Kutipan Teks >>

Artikel

Pilkada “Restoratif”: Raih “Emas”, Buang Cemas! (Bagian 1)

Oleh: M Ludfan Nasution

Sejarah. Banyak yang lari dari asal kelahirannya. Ada yang menghapusnya. Bahkan, ada juga yang berlagak seperti orang yang lahir dari rumpun bambu dan dengan arogansi itulah dia menantang dunia dan menentang Tuhannya.

Pilkada merupakan satu momentum untuk hidup sumringah. Banyak variabel di sana. Namun, yang paling berpengaruh adalah munculnya sejenis sikap dan kesepakatan masyarakat untuk mengabaikan nilai-nilai sejarah yang unggul dan ajaran agama yang menunjukkan Mandailing pernah memiliki masa-masa emas, kejayaan.

Madina, Mandailing Natal. Satu kabupaten di pinggir selatan Sumut. Sudah memasuk angle kontestasi kepala daerah. Masyarakat Madina kembali berhadapan dengan beberapa pilihan. Nampaknya, belum terlambat untuk memilih:
1) Kembali ke masa emasnya;
2) Lari mengejar ilusi masa depannya; atau
3) Diam stagnan (mandeg) dalam keterpurukan.

Anda, mereka atau kita sebagai pemilih, tentu harus menjawabnya. Agar tak asal atau salah jawab, sekalipun itu pilihan yang jelas berbeda, kita perlu sudut pandang yang luas. Tak sekedar melihat apa yang sudah kita tahu, tapi perlu mencermati hal lain yang berbeda. Bahkan penting untuk menelisik dan meneliti kembali bangunan pemikiran teoritis yang kita miliki.

Kita, selalu pemilih, tak berhenti mengenal, menyukai dan mendukung satu pasangan Balon Bupati/Wakil Bupati lain. Tetapi, wajib membuat perbandingan (komparasi) antara satu dengan Balon lainnya.

Kumpulan Data >>
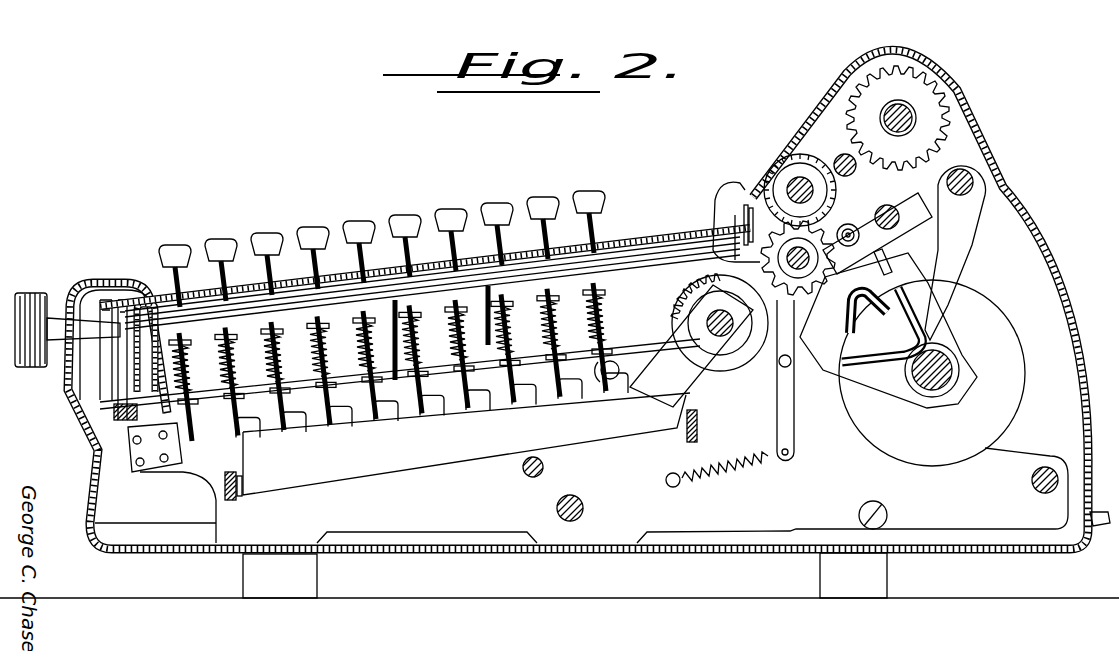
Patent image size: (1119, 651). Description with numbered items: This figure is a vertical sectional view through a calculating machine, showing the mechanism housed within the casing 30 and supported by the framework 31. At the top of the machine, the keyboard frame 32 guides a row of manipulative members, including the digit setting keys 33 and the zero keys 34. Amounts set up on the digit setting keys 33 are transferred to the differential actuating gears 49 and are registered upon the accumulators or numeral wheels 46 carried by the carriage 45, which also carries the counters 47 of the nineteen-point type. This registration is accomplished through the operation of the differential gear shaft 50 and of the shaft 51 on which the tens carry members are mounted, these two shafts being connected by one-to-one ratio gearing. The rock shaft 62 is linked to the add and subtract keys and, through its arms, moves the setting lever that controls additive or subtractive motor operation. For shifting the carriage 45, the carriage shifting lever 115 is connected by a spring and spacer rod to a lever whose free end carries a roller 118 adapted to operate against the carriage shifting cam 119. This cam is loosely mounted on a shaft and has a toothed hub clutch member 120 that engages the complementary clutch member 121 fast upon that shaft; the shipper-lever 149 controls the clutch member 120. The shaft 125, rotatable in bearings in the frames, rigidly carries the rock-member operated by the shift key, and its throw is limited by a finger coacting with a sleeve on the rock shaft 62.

The casing 30 is at (494, 550).
The framework 31 is at (581, 411).
The keyboard frame 32 is at (690, 228).
The digit setting keys 33 is at (541, 199).
The zero keys 34 is at (176, 241).
The carriage 45 is at (815, 117).
The accumulators 46 is at (780, 157).
The counters 47 is at (852, 82).
The differential actuating gears 49 is at (691, 290).
The differential gear shaft 50 is at (712, 312).
The shaft 51 is at (945, 375).
The rock shaft 62 is at (533, 458).
The carriage shifting lever 115 is at (100, 382).
The roller 118 is at (140, 414).
The carriage shifting cam 119 is at (120, 393).
The toothed hub clutch member 120 is at (97, 284).
The complementary clutch member 121 is at (77, 300).
The shaft 125 is at (572, 522).
The shipper-lever 149 is at (143, 300).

Soal Latihan >> Menurut kutipan teks tentang pilkada, di manakah letak Kabupaten Mandailing Natal? Catatan tersebut tidak diperlukan dalam latihan ini.

Jawaban >> Di pinggir selatan Sumut.